> [STATED TASK]:
Could you write out the records below exactly as they appear?

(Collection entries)
•••••
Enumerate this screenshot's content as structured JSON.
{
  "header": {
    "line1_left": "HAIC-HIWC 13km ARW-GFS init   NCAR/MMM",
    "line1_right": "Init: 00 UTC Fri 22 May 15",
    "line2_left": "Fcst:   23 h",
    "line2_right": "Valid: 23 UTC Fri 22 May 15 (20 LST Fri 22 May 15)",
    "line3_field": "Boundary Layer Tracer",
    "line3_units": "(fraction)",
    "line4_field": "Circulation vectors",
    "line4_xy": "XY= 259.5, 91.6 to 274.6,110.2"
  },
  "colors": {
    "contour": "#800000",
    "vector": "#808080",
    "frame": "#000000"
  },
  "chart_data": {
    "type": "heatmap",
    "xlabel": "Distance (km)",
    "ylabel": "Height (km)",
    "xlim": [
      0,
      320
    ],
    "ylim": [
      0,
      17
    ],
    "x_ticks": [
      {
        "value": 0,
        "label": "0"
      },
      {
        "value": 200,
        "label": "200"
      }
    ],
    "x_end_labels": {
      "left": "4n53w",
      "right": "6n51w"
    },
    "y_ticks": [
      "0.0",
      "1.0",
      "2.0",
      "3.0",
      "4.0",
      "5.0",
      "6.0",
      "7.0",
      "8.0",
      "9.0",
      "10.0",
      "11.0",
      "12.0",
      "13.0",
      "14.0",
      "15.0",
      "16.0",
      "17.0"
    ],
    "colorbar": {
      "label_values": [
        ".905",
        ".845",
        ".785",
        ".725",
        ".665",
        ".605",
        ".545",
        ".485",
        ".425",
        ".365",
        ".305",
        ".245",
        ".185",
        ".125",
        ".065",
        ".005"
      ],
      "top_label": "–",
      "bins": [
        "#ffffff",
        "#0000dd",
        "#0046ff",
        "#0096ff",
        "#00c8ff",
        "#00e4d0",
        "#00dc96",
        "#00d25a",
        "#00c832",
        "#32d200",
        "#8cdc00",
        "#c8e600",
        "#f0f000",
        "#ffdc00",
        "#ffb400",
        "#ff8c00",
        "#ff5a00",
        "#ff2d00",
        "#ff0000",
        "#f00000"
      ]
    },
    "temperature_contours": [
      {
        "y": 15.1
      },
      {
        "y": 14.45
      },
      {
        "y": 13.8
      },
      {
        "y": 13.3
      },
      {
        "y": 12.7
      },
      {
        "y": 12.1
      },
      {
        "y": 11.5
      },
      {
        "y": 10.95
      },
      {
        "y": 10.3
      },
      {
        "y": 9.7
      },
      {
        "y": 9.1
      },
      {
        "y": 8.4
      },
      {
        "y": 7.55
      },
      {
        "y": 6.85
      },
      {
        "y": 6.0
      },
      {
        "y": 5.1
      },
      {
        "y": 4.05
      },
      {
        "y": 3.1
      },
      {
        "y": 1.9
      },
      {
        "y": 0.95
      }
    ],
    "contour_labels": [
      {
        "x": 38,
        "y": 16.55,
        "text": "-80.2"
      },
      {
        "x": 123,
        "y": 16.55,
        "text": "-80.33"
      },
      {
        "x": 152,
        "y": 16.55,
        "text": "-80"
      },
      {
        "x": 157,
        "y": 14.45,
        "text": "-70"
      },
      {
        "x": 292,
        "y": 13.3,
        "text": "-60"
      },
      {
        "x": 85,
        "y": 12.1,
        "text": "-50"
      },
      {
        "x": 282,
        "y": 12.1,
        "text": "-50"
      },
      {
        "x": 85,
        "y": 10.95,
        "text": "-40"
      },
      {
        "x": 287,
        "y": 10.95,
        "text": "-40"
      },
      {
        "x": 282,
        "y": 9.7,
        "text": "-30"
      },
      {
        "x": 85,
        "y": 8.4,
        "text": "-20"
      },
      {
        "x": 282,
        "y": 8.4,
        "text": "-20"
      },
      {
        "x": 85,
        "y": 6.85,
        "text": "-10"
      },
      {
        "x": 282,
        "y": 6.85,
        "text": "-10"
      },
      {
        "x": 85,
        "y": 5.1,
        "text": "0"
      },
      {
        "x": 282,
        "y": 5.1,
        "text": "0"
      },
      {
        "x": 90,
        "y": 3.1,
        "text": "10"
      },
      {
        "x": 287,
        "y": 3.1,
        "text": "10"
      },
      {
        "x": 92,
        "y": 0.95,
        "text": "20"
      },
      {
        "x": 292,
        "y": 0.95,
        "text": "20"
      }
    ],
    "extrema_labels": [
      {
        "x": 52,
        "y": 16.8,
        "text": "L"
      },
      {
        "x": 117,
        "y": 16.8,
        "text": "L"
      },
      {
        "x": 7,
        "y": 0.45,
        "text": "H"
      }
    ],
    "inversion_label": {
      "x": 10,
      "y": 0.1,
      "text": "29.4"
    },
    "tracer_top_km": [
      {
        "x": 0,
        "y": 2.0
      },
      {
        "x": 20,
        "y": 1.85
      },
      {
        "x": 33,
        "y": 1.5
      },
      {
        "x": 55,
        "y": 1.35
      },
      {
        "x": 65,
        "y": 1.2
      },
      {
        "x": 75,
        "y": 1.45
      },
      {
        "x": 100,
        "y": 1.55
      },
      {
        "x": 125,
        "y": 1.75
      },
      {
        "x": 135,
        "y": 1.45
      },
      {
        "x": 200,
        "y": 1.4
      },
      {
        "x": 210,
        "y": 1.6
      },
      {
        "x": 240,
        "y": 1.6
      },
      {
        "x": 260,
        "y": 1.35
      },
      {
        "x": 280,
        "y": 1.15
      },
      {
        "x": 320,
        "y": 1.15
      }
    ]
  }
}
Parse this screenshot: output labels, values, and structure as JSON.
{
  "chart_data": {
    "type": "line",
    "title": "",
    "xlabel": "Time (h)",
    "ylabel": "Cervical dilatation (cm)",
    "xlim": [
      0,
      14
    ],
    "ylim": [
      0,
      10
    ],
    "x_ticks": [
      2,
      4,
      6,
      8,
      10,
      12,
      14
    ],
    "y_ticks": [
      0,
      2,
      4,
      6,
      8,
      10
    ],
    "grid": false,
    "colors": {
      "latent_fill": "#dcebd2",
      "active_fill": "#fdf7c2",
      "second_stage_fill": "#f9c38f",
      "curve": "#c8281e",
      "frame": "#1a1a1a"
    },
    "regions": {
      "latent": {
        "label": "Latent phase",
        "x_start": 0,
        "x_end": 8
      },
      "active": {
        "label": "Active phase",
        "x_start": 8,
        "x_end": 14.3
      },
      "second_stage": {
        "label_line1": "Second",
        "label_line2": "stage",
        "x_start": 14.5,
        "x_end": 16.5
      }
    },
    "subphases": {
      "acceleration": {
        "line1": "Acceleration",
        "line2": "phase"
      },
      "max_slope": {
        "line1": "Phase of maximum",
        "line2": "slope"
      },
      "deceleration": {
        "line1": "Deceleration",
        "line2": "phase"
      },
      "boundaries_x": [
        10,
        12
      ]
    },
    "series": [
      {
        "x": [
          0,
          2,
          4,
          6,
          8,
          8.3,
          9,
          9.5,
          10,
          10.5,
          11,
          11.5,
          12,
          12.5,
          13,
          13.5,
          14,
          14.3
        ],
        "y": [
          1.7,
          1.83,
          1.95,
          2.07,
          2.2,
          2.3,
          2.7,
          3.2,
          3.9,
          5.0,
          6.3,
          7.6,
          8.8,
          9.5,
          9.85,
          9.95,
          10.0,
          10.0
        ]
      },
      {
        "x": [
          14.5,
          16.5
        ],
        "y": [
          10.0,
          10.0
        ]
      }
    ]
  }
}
•••••
> [SOLUTION]:
Enumerate this screenshot's content as structured JSON.
{
  "header": {
    "line1_left": "HAIC-HIWC 13km ARW-GFS init   NCAR/MMM",
    "line1_right": "Init: 00 UTC Fri 22 May 15",
    "line2_left": "Fcst:   23 h",
    "line2_right": "Valid: 23 UTC Fri 22 May 15 (20 LST Fri 22 May 15)",
    "line3_field": "Boundary Layer Tracer",
    "line3_units": "(fraction)",
    "line4_field": "Circulation vectors",
    "line4_xy": "XY= 259.5, 91.6 to 274.6,110.2"
  },
  "colors": {
    "contour": "#800000",
    "vector": "#808080",
    "frame": "#000000"
  },
  "chart_data": {
    "type": "heatmap",
    "xlabel": "Distance (km)",
    "ylabel": "Height (km)",
    "xlim": [
      0,
      320
    ],
    "ylim": [
      0,
      17
    ],
    "x_ticks": [
      {
        "value": 0,
        "label": "0"
      },
      {
        "value": 200,
        "label": "200"
      }
    ],
    "x_end_labels": {
      "left": "4n53w",
      "right": "6n51w"
    },
    "y_ticks": [
      "0.0",
      "1.0",
      "2.0",
      "3.0",
      "4.0",
      "5.0",
      "6.0",
      "7.0",
      "8.0",
      "9.0",
      "10.0",
      "11.0",
      "12.0",
      "13.0",
      "14.0",
      "15.0",
      "16.0",
      "17.0"
    ],
    "colorbar": {
      "label_values": [
        ".905",
        ".845",
        ".785",
        ".725",
        ".665",
        ".605",
        ".545",
        ".485",
        ".425",
        ".365",
        ".305",
        ".245",
        ".185",
        ".125",
        ".065",
        ".005"
      ],
      "top_label": "–",
      "bins": [
        "#ffffff",
        "#0000dd",
        "#0046ff",
        "#0096ff",
        "#00c8ff",
        "#00e4d0",
        "#00dc96",
        "#00d25a",
        "#00c832",
        "#32d200",
        "#8cdc00",
        "#c8e600",
        "#f0f000",
        "#ffdc00",
        "#ffb400",
        "#ff8c00",
        "#ff5a00",
        "#ff2d00",
        "#ff0000",
        "#f00000"
      ]
    },
    "temperature_contours": [
      {
        "y": 15.1
      },
      {
        "y": 14.45
      },
      {
        "y": 13.8
      },
      {
        "y": 13.3
      },
      {
        "y": 12.7
      },
      {
        "y": 12.1
      },
      {
        "y": 11.5
      },
      {
        "y": 10.95
      },
      {
        "y": 10.3
      },
      {
        "y": 9.7
      },
      {
        "y": 9.1
      },
      {
        "y": 8.4
      },
      {
        "y": 7.55
      },
      {
        "y": 6.85
      },
      {
        "y": 6.0
      },
      {
        "y": 5.1
      },
      {
        "y": 4.05
      },
      {
        "y": 3.1
      },
      {
        "y": 1.9
      },
      {
        "y": 0.95
      }
    ],
    "contour_labels": [
      {
        "x": 38,
        "y": 16.55,
        "text": "-80.2"
      },
      {
        "x": 123,
        "y": 16.55,
        "text": "-80.33"
      },
      {
        "x": 152,
        "y": 16.55,
        "text": "-80"
      },
      {
        "x": 157,
        "y": 14.45,
        "text": "-70"
      },
      {
        "x": 292,
        "y": 13.3,
        "text": "-60"
      },
      {
        "x": 85,
        "y": 12.1,
        "text": "-50"
      },
      {
        "x": 282,
        "y": 12.1,
        "text": "-50"
      },
      {
        "x": 85,
        "y": 10.95,
        "text": "-40"
      },
      {
        "x": 287,
        "y": 10.95,
        "text": "-40"
      },
      {
        "x": 282,
        "y": 9.7,
        "text": "-30"
      },
      {
        "x": 85,
        "y": 8.4,
        "text": "-20"
      },
      {
        "x": 282,
        "y": 8.4,
        "text": "-20"
      },
      {
        "x": 85,
        "y": 6.85,
        "text": "-10"
      },
      {
        "x": 282,
        "y": 6.85,
        "text": "-10"
      },
      {
        "x": 85,
        "y": 5.1,
        "text": "0"
      },
      {
        "x": 282,
        "y": 5.1,
        "text": "0"
      },
      {
        "x": 90,
        "y": 3.1,
        "text": "10"
      },
      {
        "x": 287,
        "y": 3.1,
        "text": "10"
      },
      {
        "x": 92,
        "y": 0.95,
        "text": "20"
      },
      {
        "x": 292,
        "y": 0.95,
        "text": "20"
      }
    ],
    "extrema_labels": [
      {
        "x": 52,
        "y": 16.8,
        "text": "L"
      },
      {
        "x": 117,
        "y": 16.8,
        "text": "L"
      },
      {
        "x": 7,
        "y": 0.45,
        "text": "H"
      }
    ],
    "inversion_label": {
      "x": 10,
      "y": 0.1,
      "text": "29.4"
    },
    "tracer_top_km": [
      {
        "x": 0,
        "y": 2.0
      },
      {
        "x": 20,
        "y": 1.85
      },
      {
        "x": 33,
        "y": 1.5
      },
      {
        "x": 55,
        "y": 1.35
      },
      {
        "x": 65,
        "y": 1.2
      },
      {
        "x": 75,
        "y": 1.45
      },
      {
        "x": 100,
        "y": 1.55
      },
      {
        "x": 125,
        "y": 1.75
      },
      {
        "x": 135,
        "y": 1.45
      },
      {
        "x": 200,
        "y": 1.4
      },
      {
        "x": 210,
        "y": 1.6
      },
      {
        "x": 240,
        "y": 1.6
      },
      {
        "x": 260,
        "y": 1.35
      },
      {
        "x": 280,
        "y": 1.15
      },
      {
        "x": 320,
        "y": 1.15
      }
    ]
  }
}
Parse this screenshot: output labels, values, and structure as JSON.
{
  "chart_data": {
    "type": "line",
    "title": "",
    "xlabel": "Time (h)",
    "ylabel": "Cervical dilatation (cm)",
    "xlim": [
      0,
      14
    ],
    "ylim": [
      0,
      10
    ],
    "x_ticks": [
      2,
      4,
      6,
      8,
      10,
      12,
      14
    ],
    "y_ticks": [
      0,
      2,
      4,
      6,
      8,
      10
    ],
    "grid": false,
    "colors": {
      "latent_fill": "#dcebd2",
      "active_fill": "#fdf7c2",
      "second_stage_fill": "#f9c38f",
      "curve": "#c8281e",
      "frame": "#1a1a1a"
    },
    "regions": {
      "latent": {
        "label": "Latent phase",
        "x_start": 0,
        "x_end": 8
      },
      "active": {
        "label": "Active phase",
        "x_start": 8,
        "x_end": 14.3
      },
      "second_stage": {
        "label_line1": "Second",
        "label_line2": "stage",
        "x_start": 14.5,
        "x_end": 16.5
      }
    },
    "subphases": {
      "acceleration": {
        "line1": "Acceleration",
        "line2": "phase"
      },
      "max_slope": {
        "line1": "Phase of maximum",
        "line2": "slope"
      },
      "deceleration": {
        "line1": "Deceleration",
        "line2": "phase"
      },
      "boundaries_x": [
        10,
        12
      ]
    },
    "series": [
      {
        "x": [
          0,
          2,
          4,
          6,
          8,
          8.3,
          9,
          9.5,
          10,
          10.5,
          11,
          11.5,
          12,
          12.5,
          13,
          13.5,
          14,
          14.3
        ],
        "y": [
          1.7,
          1.83,
          1.95,
          2.07,
          2.2,
          2.3,
          2.7,
          3.2,
          3.9,
          5.0,
          6.3,
          7.6,
          8.8,
          9.5,
          9.85,
          9.95,
          10.0,
          10.0
        ]
      },
      {
        "x": [
          14.5,
          16.5
        ],
        "y": [
          10.0,
          10.0
        ]
      }
    ]
  }
}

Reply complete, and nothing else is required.